REQUEST:
Keep only the lines of the data below that contain "amount", and copy them.

(Figure data in JSON)
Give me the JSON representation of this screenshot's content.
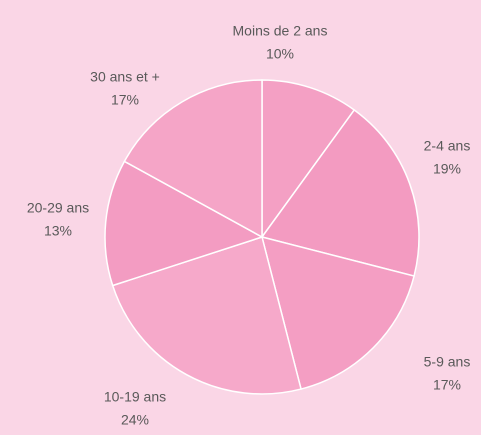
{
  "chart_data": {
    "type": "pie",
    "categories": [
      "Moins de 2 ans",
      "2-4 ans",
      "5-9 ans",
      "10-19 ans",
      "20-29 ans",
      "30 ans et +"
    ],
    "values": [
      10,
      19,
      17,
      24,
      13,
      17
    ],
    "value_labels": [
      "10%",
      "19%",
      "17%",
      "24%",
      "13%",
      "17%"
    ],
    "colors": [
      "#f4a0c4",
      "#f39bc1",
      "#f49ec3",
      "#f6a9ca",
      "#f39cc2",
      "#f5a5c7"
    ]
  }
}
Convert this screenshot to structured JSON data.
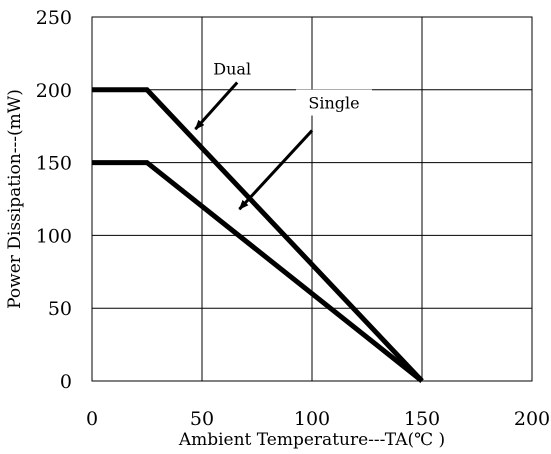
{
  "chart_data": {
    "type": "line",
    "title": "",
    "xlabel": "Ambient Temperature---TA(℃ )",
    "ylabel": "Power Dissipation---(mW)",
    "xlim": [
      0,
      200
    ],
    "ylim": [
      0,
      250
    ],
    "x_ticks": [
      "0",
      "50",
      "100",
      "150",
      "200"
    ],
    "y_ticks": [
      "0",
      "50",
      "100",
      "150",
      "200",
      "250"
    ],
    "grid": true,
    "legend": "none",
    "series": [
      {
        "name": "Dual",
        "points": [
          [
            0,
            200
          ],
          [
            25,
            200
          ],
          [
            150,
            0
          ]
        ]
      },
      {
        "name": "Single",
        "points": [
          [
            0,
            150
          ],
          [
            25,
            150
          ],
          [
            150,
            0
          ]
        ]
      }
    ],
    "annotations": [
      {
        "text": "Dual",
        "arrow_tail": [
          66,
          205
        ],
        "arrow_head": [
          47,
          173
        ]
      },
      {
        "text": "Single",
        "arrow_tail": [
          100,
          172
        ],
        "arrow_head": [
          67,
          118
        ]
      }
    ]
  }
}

---

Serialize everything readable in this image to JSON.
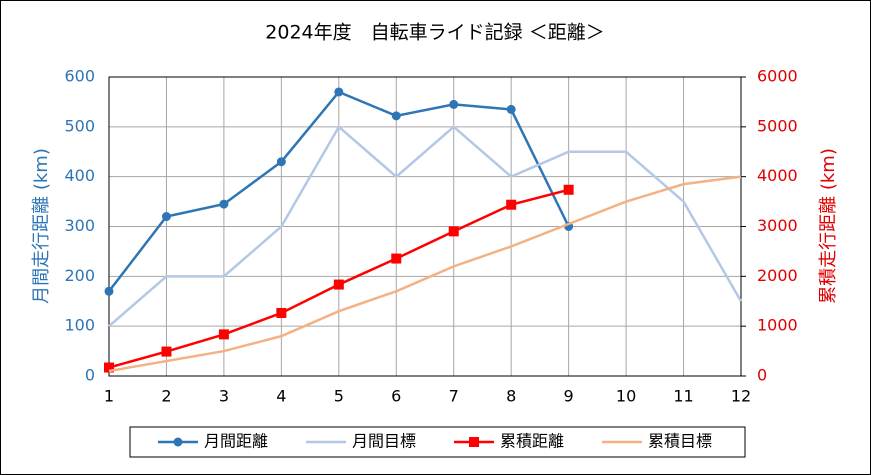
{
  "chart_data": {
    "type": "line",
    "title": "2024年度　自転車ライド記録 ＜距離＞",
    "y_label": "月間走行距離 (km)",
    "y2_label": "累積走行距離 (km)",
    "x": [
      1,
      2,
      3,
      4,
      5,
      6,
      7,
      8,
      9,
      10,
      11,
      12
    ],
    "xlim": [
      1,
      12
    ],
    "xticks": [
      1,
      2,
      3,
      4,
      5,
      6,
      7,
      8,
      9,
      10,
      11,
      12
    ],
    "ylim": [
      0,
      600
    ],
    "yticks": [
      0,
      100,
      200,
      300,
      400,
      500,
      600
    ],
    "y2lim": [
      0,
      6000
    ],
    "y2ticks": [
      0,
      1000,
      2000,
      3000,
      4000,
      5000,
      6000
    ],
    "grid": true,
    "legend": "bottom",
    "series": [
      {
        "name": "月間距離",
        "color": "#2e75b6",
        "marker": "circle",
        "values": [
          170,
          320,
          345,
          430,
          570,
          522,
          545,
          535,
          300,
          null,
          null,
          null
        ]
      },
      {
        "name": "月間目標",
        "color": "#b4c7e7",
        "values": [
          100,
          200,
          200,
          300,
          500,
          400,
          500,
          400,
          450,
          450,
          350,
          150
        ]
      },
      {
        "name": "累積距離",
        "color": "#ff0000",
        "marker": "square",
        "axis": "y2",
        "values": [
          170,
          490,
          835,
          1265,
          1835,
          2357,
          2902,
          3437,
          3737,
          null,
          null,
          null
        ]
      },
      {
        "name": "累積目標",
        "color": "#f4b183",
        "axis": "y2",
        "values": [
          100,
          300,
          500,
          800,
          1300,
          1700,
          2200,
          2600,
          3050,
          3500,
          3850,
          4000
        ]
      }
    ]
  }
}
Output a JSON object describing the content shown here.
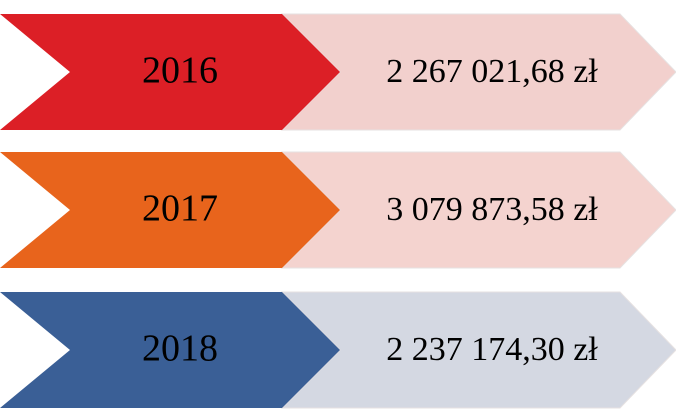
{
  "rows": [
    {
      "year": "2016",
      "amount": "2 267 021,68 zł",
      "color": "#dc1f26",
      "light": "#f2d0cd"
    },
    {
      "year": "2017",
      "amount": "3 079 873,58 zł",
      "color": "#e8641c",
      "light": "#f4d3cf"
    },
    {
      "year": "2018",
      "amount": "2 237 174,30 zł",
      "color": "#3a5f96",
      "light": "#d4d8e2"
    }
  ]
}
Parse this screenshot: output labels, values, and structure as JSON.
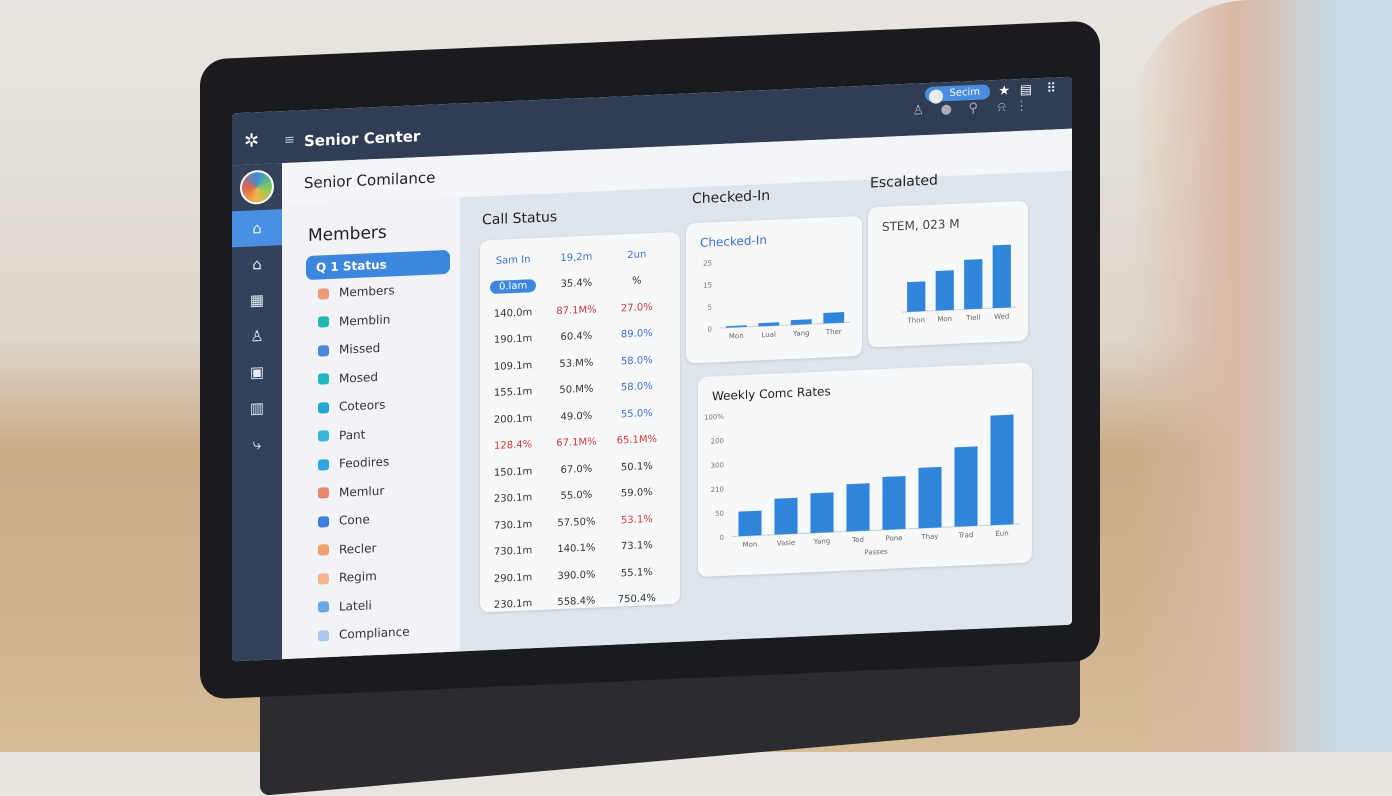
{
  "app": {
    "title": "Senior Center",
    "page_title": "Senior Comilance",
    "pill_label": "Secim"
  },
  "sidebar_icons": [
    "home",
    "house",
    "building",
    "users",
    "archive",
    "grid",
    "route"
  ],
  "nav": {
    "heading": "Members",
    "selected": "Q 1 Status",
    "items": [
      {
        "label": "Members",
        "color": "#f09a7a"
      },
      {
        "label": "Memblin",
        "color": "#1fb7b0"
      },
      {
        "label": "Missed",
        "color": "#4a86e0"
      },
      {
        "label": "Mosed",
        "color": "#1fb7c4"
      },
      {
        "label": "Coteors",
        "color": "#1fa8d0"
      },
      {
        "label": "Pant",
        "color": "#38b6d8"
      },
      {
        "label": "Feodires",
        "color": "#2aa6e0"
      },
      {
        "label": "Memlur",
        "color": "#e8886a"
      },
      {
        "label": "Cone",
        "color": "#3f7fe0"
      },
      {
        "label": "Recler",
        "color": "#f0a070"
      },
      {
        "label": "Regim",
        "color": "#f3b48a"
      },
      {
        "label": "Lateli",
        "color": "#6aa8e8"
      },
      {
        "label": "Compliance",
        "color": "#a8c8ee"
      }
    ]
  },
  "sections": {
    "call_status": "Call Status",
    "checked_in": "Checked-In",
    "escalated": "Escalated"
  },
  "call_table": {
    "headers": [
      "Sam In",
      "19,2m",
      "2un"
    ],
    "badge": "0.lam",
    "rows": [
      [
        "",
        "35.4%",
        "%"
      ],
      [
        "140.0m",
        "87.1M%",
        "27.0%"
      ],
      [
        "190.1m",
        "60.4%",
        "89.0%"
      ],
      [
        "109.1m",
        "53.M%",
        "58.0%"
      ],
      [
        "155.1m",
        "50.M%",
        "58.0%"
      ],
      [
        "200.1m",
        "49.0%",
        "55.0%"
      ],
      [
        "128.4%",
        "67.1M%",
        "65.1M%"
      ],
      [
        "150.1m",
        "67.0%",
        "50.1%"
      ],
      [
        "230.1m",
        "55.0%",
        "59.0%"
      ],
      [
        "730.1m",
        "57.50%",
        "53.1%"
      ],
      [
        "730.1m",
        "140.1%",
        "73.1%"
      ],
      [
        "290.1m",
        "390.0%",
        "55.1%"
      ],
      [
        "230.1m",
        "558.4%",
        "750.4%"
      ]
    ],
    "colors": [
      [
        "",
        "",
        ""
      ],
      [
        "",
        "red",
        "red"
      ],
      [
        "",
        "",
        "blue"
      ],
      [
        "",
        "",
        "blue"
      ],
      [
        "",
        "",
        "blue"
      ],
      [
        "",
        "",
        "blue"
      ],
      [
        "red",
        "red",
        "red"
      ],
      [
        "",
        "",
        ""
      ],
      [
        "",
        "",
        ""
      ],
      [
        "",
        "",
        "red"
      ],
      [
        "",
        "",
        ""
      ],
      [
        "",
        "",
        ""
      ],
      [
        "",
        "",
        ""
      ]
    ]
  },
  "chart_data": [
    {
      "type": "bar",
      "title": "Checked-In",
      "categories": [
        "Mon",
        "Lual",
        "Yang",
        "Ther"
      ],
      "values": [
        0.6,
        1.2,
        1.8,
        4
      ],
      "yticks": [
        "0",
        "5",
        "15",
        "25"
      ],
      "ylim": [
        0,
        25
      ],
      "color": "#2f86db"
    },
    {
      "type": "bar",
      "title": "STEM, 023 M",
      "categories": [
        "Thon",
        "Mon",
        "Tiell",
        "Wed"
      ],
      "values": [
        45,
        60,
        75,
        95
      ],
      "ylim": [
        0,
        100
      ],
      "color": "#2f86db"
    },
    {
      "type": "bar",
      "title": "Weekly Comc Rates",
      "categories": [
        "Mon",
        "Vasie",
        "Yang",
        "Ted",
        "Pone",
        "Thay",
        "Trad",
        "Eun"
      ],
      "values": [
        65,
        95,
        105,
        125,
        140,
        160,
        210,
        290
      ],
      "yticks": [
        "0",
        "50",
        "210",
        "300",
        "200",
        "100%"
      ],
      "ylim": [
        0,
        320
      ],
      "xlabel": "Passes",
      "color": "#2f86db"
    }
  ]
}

TASK SOLUTION:
      "amount": "2 267 021,68 zł",
      "amount": "3 079 873,58 zł",
      "amount": "2 237 174,30 zł",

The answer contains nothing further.